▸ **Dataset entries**
--------------------------------
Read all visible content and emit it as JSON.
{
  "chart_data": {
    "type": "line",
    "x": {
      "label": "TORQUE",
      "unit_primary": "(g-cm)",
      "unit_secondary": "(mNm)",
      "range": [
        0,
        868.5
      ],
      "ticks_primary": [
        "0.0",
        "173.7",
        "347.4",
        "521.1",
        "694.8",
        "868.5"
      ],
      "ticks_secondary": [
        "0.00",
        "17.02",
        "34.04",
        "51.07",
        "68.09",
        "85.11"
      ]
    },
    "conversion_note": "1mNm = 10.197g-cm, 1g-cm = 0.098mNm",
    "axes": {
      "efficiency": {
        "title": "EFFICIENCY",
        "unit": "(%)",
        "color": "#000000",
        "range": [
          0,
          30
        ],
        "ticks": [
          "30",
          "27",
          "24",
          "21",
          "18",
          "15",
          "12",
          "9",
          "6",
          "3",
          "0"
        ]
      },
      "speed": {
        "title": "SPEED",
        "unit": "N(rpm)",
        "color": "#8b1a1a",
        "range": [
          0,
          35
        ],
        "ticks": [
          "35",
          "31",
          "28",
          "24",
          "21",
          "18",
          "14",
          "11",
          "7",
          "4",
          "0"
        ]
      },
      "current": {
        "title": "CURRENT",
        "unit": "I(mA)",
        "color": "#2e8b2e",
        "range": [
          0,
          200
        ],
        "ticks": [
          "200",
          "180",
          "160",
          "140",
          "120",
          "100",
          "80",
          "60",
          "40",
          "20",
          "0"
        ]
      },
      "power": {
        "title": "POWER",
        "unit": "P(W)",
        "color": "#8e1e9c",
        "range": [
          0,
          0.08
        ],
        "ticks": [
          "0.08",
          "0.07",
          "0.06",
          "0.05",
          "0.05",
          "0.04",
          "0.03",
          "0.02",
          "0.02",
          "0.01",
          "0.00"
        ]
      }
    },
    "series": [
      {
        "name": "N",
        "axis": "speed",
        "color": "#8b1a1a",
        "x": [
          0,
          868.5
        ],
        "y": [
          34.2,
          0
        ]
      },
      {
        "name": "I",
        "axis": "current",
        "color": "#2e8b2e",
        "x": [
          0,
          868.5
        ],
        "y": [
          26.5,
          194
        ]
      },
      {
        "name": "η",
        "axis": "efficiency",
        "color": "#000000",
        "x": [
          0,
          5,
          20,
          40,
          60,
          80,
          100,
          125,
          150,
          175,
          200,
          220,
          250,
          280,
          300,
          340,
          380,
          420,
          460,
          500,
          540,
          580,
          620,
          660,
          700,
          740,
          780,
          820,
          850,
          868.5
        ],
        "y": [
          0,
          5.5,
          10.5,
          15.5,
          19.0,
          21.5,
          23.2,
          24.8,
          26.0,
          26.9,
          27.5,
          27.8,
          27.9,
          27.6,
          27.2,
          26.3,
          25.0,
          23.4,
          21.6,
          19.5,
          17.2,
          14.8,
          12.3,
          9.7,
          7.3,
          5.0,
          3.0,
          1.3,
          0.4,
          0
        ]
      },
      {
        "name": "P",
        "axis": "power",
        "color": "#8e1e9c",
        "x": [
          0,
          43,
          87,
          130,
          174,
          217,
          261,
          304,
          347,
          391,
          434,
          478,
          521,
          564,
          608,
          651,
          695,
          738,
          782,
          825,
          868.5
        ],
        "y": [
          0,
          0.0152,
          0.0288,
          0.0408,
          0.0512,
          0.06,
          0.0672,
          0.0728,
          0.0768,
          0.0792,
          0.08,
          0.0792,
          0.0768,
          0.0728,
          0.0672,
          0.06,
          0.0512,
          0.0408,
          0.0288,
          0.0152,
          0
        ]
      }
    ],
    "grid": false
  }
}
--------------------------------
▸ **What is asked**
Write every record out again, unaltered.

▸ **Task output**
Read all visible content and emit it as JSON.
{
  "chart_data": {
    "type": "line",
    "x": {
      "label": "TORQUE",
      "unit_primary": "(g-cm)",
      "unit_secondary": "(mNm)",
      "range": [
        0,
        868.5
      ],
      "ticks_primary": [
        "0.0",
        "173.7",
        "347.4",
        "521.1",
        "694.8",
        "868.5"
      ],
      "ticks_secondary": [
        "0.00",
        "17.02",
        "34.04",
        "51.07",
        "68.09",
        "85.11"
      ]
    },
    "conversion_note": "1mNm = 10.197g-cm, 1g-cm = 0.098mNm",
    "axes": {
      "efficiency": {
        "title": "EFFICIENCY",
        "unit": "(%)",
        "color": "#000000",
        "range": [
          0,
          30
        ],
        "ticks": [
          "30",
          "27",
          "24",
          "21",
          "18",
          "15",
          "12",
          "9",
          "6",
          "3",
          "0"
        ]
      },
      "speed": {
        "title": "SPEED",
        "unit": "N(rpm)",
        "color": "#8b1a1a",
        "range": [
          0,
          35
        ],
        "ticks": [
          "35",
          "31",
          "28",
          "24",
          "21",
          "18",
          "14",
          "11",
          "7",
          "4",
          "0"
        ]
      },
      "current": {
        "title": "CURRENT",
        "unit": "I(mA)",
        "color": "#2e8b2e",
        "range": [
          0,
          200
        ],
        "ticks": [
          "200",
          "180",
          "160",
          "140",
          "120",
          "100",
          "80",
          "60",
          "40",
          "20",
          "0"
        ]
      },
      "power": {
        "title": "POWER",
        "unit": "P(W)",
        "color": "#8e1e9c",
        "range": [
          0,
          0.08
        ],
        "ticks": [
          "0.08",
          "0.07",
          "0.06",
          "0.05",
          "0.05",
          "0.04",
          "0.03",
          "0.02",
          "0.02",
          "0.01",
          "0.00"
        ]
      }
    },
    "series": [
      {
        "name": "N",
        "axis": "speed",
        "color": "#8b1a1a",
        "x": [
          0,
          868.5
        ],
        "y": [
          34.2,
          0
        ]
      },
      {
        "name": "I",
        "axis": "current",
        "color": "#2e8b2e",
        "x": [
          0,
          868.5
        ],
        "y": [
          26.5,
          194
        ]
      },
      {
        "name": "η",
        "axis": "efficiency",
        "color": "#000000",
        "x": [
          0,
          5,
          20,
          40,
          60,
          80,
          100,
          125,
          150,
          175,
          200,
          220,
          250,
          280,
          300,
          340,
          380,
          420,
          460,
          500,
          540,
          580,
          620,
          660,
          700,
          740,
          780,
          820,
          850,
          868.5
        ],
        "y": [
          0,
          5.5,
          10.5,
          15.5,
          19.0,
          21.5,
          23.2,
          24.8,
          26.0,
          26.9,
          27.5,
          27.8,
          27.9,
          27.6,
          27.2,
          26.3,
          25.0,
          23.4,
          21.6,
          19.5,
          17.2,
          14.8,
          12.3,
          9.7,
          7.3,
          5.0,
          3.0,
          1.3,
          0.4,
          0
        ]
      },
      {
        "name": "P",
        "axis": "power",
        "color": "#8e1e9c",
        "x": [
          0,
          43,
          87,
          130,
          174,
          217,
          261,
          304,
          347,
          391,
          434,
          478,
          521,
          564,
          608,
          651,
          695,
          738,
          782,
          825,
          868.5
        ],
        "y": [
          0,
          0.0152,
          0.0288,
          0.0408,
          0.0512,
          0.06,
          0.0672,
          0.0728,
          0.0768,
          0.0792,
          0.08,
          0.0792,
          0.0768,
          0.0728,
          0.0672,
          0.06,
          0.0512,
          0.0408,
          0.0288,
          0.0152,
          0
        ]
      }
    ],
    "grid": false
  }
}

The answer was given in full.